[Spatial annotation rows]
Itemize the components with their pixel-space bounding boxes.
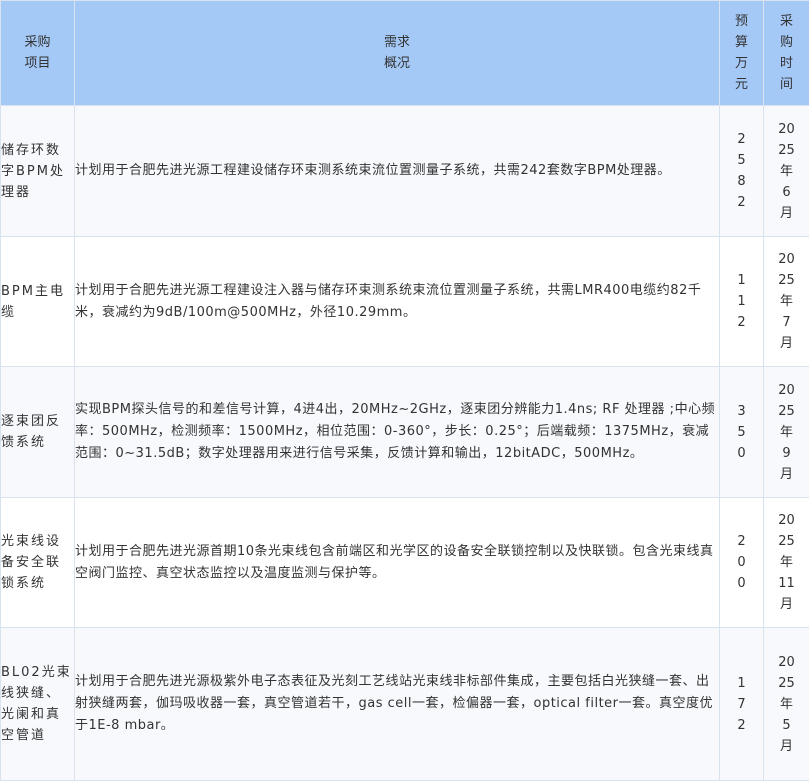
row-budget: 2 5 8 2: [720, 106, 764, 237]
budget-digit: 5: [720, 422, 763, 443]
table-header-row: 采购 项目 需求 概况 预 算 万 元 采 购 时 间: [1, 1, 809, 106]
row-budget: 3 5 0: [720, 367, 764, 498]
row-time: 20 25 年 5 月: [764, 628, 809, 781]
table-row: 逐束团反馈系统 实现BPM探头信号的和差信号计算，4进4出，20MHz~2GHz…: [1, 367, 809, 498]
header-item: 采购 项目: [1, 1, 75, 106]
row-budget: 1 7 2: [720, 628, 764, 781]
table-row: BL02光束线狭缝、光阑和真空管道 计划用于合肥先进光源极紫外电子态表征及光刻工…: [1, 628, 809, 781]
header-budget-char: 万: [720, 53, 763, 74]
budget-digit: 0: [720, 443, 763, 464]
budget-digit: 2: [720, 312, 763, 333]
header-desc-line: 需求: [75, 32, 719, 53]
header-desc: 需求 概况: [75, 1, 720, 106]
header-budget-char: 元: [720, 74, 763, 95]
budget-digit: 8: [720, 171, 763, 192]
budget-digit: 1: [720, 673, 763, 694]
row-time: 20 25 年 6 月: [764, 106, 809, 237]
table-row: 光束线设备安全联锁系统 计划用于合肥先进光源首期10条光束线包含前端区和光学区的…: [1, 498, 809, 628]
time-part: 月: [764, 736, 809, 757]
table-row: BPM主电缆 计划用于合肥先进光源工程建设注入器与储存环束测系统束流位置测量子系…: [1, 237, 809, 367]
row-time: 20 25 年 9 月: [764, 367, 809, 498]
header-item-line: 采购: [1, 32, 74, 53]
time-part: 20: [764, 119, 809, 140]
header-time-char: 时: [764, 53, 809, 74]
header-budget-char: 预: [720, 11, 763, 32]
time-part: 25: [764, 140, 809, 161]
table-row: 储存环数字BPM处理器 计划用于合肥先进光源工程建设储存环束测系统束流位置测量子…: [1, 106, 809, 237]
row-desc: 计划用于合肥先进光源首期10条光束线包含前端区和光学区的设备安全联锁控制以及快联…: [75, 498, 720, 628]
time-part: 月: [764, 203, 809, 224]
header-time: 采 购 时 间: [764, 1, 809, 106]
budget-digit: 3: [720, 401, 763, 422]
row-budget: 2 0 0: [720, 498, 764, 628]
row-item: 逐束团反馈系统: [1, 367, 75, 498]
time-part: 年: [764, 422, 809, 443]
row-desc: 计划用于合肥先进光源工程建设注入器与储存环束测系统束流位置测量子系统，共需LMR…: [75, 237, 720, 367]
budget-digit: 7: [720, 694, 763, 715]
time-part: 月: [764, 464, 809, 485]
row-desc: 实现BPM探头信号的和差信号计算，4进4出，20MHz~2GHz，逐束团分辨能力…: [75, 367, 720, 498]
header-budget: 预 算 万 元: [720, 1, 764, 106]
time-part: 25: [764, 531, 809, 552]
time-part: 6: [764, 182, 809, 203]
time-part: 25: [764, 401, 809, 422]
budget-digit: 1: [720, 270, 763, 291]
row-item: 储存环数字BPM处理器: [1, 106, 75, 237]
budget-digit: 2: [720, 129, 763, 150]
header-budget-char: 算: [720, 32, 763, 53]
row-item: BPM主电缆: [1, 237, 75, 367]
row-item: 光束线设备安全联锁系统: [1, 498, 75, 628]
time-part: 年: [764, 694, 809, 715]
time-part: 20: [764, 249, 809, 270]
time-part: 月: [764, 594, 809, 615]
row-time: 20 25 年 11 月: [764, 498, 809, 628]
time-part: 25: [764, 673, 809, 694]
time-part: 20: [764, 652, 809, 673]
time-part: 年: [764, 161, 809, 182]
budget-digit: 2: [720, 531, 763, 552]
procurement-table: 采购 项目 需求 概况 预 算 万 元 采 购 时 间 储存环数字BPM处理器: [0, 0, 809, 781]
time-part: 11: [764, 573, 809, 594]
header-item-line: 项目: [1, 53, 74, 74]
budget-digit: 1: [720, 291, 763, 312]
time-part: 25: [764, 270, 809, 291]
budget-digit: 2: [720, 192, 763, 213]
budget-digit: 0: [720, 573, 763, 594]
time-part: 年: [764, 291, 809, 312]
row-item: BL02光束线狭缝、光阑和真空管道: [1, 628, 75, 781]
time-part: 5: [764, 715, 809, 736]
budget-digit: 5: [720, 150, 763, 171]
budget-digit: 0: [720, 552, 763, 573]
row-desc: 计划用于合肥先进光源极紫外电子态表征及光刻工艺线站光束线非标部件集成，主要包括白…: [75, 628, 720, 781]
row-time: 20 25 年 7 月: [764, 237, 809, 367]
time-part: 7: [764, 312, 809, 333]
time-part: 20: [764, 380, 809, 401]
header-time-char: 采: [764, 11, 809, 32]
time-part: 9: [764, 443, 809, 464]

→ The problem
Reproduce every row above verbatim, leaving out the pictures.

→ Solution to the exercise
Itemize the components with their pixel-space bounding boxes.
row-budget: 2 5 8 2: [720, 106, 764, 237]
budget-digit: 5: [720, 422, 763, 443]
table-header-row: 采购 项目 需求 概况 预 算 万 元 采 购 时 间: [1, 1, 809, 106]
row-budget: 3 5 0: [720, 367, 764, 498]
row-time: 20 25 年 5 月: [764, 628, 809, 781]
table-row: 逐束团反馈系统 实现BPM探头信号的和差信号计算，4进4出，20MHz~2GHz…: [1, 367, 809, 498]
header-item: 采购 项目: [1, 1, 75, 106]
row-budget: 1 7 2: [720, 628, 764, 781]
table-row: BL02光束线狭缝、光阑和真空管道 计划用于合肥先进光源极紫外电子态表征及光刻工…: [1, 628, 809, 781]
header-budget-char: 万: [720, 53, 763, 74]
budget-digit: 0: [720, 443, 763, 464]
budget-digit: 2: [720, 312, 763, 333]
header-desc-line: 需求: [75, 32, 719, 53]
header-desc: 需求 概况: [75, 1, 720, 106]
header-budget-char: 元: [720, 74, 763, 95]
budget-digit: 8: [720, 171, 763, 192]
budget-digit: 1: [720, 673, 763, 694]
row-time: 20 25 年 6 月: [764, 106, 809, 237]
table-row: 光束线设备安全联锁系统 计划用于合肥先进光源首期10条光束线包含前端区和光学区的…: [1, 498, 809, 628]
time-part: 月: [764, 736, 809, 757]
table-row: BPM主电缆 计划用于合肥先进光源工程建设注入器与储存环束测系统束流位置测量子系…: [1, 237, 809, 367]
row-time: 20 25 年 9 月: [764, 367, 809, 498]
header-item-line: 采购: [1, 32, 74, 53]
time-part: 20: [764, 119, 809, 140]
header-time-char: 时: [764, 53, 809, 74]
header-budget-char: 预: [720, 11, 763, 32]
time-part: 25: [764, 140, 809, 161]
table-row: 储存环数字BPM处理器 计划用于合肥先进光源工程建设储存环束测系统束流位置测量子…: [1, 106, 809, 237]
row-desc: 计划用于合肥先进光源首期10条光束线包含前端区和光学区的设备安全联锁控制以及快联…: [75, 498, 720, 628]
time-part: 月: [764, 203, 809, 224]
header-time: 采 购 时 间: [764, 1, 809, 106]
budget-digit: 3: [720, 401, 763, 422]
row-budget: 2 0 0: [720, 498, 764, 628]
row-item: 逐束团反馈系统: [1, 367, 75, 498]
time-part: 年: [764, 422, 809, 443]
row-desc: 计划用于合肥先进光源工程建设注入器与储存环束测系统束流位置测量子系统，共需LMR…: [75, 237, 720, 367]
budget-digit: 7: [720, 694, 763, 715]
time-part: 月: [764, 464, 809, 485]
row-desc: 实现BPM探头信号的和差信号计算，4进4出，20MHz~2GHz，逐束团分辨能力…: [75, 367, 720, 498]
header-budget: 预 算 万 元: [720, 1, 764, 106]
time-part: 25: [764, 531, 809, 552]
time-part: 6: [764, 182, 809, 203]
time-part: 25: [764, 401, 809, 422]
budget-digit: 1: [720, 270, 763, 291]
row-item: 储存环数字BPM处理器: [1, 106, 75, 237]
budget-digit: 2: [720, 129, 763, 150]
header-budget-char: 算: [720, 32, 763, 53]
row-item: BPM主电缆: [1, 237, 75, 367]
row-item: 光束线设备安全联锁系统: [1, 498, 75, 628]
time-part: 年: [764, 694, 809, 715]
time-part: 20: [764, 249, 809, 270]
time-part: 月: [764, 594, 809, 615]
row-time: 20 25 年 11 月: [764, 498, 809, 628]
time-part: 25: [764, 673, 809, 694]
time-part: 20: [764, 652, 809, 673]
time-part: 年: [764, 161, 809, 182]
budget-digit: 2: [720, 531, 763, 552]
procurement-table: 采购 项目 需求 概况 预 算 万 元 采 购 时 间 储存环数字BPM处理器: [0, 0, 809, 781]
time-part: 11: [764, 573, 809, 594]
header-item-line: 项目: [1, 53, 74, 74]
budget-digit: 1: [720, 291, 763, 312]
time-part: 25: [764, 270, 809, 291]
budget-digit: 2: [720, 192, 763, 213]
budget-digit: 0: [720, 573, 763, 594]
time-part: 年: [764, 291, 809, 312]
row-item: BL02光束线狭缝、光阑和真空管道: [1, 628, 75, 781]
time-part: 5: [764, 715, 809, 736]
budget-digit: 5: [720, 150, 763, 171]
budget-digit: 0: [720, 552, 763, 573]
row-desc: 计划用于合肥先进光源极紫外电子态表征及光刻工艺线站光束线非标部件集成，主要包括白…: [75, 628, 720, 781]
row-time: 20 25 年 7 月: [764, 237, 809, 367]
time-part: 7: [764, 312, 809, 333]
time-part: 20: [764, 380, 809, 401]
header-time-char: 采: [764, 11, 809, 32]
time-part: 9: [764, 443, 809, 464]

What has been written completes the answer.